**Given problem:** In the records below, pick out all lines containing the word "show".

Dataset items
--- --- ---

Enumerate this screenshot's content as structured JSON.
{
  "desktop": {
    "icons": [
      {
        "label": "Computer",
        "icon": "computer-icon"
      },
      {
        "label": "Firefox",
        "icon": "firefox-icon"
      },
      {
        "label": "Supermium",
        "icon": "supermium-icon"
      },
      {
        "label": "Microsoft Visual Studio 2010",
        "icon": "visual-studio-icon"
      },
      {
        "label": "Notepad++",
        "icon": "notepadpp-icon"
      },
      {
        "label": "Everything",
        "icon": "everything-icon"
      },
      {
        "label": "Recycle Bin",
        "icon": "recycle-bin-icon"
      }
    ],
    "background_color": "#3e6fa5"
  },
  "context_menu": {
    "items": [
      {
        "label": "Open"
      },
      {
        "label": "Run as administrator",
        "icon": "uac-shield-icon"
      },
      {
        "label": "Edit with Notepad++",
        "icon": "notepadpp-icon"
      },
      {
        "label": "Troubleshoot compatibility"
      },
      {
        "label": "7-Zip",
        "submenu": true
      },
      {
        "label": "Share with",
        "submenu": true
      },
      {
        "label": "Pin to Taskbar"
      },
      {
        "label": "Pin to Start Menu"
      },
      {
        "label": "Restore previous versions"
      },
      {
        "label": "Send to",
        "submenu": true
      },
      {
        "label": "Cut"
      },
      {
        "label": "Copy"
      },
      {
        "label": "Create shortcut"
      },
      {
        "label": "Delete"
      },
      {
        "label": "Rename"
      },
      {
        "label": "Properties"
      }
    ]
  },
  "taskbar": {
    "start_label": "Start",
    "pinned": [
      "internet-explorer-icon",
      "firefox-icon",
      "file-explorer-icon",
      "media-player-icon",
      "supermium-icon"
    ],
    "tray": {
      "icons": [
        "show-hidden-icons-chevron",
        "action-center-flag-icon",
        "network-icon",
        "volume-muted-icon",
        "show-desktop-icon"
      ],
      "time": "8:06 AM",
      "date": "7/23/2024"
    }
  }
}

--- --- ---

**Final result:**
        "show-hidden-icons-chevron",
        "show-desktop-icon"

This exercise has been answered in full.